_Stated task_:
For the listing below, give the count of lines containing the string "text" and nothing else.

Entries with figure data
= = = = = = =

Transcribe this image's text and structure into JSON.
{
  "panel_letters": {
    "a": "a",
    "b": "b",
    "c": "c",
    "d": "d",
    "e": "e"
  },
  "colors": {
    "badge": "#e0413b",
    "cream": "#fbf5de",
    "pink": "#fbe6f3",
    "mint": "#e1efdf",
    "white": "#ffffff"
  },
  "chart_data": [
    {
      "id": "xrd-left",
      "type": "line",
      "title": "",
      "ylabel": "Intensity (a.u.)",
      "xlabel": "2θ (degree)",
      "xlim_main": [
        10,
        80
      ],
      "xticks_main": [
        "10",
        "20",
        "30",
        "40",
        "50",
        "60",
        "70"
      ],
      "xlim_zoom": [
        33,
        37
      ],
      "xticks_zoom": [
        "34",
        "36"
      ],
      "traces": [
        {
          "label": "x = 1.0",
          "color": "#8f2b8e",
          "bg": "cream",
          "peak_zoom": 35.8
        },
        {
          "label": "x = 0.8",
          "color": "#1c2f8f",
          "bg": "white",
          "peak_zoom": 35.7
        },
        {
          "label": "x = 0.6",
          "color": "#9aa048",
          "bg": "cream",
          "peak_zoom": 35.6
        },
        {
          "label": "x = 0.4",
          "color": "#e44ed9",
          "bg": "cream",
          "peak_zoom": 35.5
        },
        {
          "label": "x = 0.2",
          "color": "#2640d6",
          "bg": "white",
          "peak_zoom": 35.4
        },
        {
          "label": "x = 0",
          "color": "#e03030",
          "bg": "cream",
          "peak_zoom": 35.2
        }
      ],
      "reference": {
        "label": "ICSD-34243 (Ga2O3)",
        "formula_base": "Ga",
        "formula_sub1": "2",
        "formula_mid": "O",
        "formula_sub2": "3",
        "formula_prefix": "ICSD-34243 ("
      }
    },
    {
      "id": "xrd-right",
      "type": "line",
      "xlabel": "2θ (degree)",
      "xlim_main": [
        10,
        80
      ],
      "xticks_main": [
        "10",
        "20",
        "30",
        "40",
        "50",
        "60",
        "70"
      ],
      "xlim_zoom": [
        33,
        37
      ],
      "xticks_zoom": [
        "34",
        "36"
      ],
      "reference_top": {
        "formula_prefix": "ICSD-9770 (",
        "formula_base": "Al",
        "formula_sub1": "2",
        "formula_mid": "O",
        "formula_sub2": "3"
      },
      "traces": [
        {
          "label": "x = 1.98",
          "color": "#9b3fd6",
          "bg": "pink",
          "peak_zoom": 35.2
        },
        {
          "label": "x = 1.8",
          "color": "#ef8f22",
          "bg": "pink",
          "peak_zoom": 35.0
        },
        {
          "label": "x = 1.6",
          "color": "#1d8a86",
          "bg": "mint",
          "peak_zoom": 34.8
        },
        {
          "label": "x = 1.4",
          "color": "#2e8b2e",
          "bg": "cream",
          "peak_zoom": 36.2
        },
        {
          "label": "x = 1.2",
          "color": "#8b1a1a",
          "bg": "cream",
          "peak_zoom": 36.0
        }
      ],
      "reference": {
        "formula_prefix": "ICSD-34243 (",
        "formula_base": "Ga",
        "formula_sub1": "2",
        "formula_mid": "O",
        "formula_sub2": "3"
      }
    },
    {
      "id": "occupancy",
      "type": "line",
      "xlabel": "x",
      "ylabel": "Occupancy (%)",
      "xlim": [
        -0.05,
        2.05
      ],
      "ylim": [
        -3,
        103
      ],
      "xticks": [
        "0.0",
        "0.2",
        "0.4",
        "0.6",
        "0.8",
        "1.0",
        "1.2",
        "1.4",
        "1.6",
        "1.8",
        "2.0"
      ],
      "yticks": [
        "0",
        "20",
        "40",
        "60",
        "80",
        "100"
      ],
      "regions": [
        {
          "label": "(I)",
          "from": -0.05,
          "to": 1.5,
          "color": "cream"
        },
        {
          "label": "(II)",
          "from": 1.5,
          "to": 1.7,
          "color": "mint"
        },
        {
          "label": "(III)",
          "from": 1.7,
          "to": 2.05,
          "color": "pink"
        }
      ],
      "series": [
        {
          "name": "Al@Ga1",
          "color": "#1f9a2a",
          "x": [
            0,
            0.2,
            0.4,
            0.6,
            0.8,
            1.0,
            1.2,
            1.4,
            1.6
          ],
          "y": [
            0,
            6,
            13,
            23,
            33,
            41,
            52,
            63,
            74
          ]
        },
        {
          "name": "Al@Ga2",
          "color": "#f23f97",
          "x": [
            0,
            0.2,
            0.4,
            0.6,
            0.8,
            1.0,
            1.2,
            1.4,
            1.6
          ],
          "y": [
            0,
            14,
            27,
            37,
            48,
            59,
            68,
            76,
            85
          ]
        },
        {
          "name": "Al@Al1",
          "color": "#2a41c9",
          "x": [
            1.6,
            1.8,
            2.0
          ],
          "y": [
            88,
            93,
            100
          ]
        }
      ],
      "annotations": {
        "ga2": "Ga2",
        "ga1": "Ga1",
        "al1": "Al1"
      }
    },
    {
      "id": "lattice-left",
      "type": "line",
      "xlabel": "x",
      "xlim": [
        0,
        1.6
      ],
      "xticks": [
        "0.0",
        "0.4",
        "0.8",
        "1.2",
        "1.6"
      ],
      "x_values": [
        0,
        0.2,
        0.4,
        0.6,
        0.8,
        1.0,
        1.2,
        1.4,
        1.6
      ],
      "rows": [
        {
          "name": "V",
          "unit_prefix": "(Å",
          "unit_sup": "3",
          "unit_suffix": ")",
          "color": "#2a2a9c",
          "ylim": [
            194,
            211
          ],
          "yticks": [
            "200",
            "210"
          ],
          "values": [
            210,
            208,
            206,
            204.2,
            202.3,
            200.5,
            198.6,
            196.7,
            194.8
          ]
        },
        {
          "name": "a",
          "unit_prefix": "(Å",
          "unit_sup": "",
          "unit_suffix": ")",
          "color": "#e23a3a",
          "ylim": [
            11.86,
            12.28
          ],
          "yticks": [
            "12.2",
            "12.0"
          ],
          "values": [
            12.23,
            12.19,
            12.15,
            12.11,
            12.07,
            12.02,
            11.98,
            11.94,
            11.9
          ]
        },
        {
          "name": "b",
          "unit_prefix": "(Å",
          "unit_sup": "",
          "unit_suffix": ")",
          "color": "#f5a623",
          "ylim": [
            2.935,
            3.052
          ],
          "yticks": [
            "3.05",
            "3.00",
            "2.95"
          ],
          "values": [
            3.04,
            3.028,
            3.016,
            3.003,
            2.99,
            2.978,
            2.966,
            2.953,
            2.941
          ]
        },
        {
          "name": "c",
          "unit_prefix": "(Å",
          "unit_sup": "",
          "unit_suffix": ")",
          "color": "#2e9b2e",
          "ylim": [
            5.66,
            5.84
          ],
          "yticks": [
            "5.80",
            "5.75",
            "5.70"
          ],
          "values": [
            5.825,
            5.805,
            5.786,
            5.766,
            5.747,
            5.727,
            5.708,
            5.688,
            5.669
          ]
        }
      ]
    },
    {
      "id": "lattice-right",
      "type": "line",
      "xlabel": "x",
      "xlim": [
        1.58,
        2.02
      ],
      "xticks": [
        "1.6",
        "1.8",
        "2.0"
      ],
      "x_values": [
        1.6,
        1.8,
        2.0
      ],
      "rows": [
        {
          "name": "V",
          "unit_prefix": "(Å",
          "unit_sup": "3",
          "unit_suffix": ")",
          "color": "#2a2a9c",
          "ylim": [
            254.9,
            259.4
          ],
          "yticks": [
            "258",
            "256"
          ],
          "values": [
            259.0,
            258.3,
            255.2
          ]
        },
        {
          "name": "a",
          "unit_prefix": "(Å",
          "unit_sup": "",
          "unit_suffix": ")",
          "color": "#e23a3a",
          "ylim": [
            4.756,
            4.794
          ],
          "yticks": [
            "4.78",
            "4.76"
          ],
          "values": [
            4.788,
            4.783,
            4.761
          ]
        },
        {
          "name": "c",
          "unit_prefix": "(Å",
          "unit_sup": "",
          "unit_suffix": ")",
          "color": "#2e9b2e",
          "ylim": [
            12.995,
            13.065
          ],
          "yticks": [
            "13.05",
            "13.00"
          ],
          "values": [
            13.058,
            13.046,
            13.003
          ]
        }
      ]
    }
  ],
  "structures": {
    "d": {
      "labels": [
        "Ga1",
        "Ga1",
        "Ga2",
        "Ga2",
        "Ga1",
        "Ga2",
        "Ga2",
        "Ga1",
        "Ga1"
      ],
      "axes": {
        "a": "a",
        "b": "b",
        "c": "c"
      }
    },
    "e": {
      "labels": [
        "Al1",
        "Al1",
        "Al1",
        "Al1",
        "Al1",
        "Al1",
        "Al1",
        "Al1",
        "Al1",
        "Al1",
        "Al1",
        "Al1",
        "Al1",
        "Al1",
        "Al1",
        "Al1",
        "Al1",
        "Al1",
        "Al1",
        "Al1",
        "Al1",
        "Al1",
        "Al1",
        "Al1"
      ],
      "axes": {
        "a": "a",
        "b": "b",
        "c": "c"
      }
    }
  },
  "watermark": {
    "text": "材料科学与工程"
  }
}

= = = = = = =

_Full solution_:
2